[Items from a data source]

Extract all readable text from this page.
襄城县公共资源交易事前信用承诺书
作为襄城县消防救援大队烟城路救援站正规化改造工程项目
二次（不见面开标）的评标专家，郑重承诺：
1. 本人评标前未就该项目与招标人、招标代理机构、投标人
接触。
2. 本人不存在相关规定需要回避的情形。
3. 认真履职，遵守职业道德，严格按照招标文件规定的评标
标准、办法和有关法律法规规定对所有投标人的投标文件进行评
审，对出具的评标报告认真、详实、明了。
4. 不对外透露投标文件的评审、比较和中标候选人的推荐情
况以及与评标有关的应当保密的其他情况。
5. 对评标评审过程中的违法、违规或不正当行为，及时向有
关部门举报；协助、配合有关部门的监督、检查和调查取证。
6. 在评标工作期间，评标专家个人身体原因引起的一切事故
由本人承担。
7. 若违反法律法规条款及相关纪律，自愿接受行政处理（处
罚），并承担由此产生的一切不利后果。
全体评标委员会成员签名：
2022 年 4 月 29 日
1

▸ PROBLEM DETAILS: Reproduce the material above exactly; please quote every line of it.

▸ ANSWER TO THIS TASK:
Extract all readable text from this page.
襄城县公共资源交易事前信用承诺书
作为襄城县消防救援大队烟城路救援站正规化改造工程项目
二次（不见面开标）的评标专家，郑重承诺：
1. 本人评标前未就该项目与招标人、招标代理机构、投标人
接触。
2. 本人不存在相关规定需要回避的情形。
3. 认真履职，遵守职业道德，严格按照招标文件规定的评标
标准、办法和有关法律法规规定对所有投标人的投标文件进行评
审，对出具的评标报告认真、详实、明了。
4. 不对外透露投标文件的评审、比较和中标候选人的推荐情
况以及与评标有关的应当保密的其他情况。
5. 对评标评审过程中的违法、违规或不正当行为，及时向有
关部门举报；协助、配合有关部门的监督、检查和调查取证。
6. 在评标工作期间，评标专家个人身体原因引起的一切事故
由本人承担。
7. 若违反法律法规条款及相关纪律，自愿接受行政处理（处
罚），并承担由此产生的一切不利后果。
全体评标委员会成员签名：
2022 年 4 月 29 日
1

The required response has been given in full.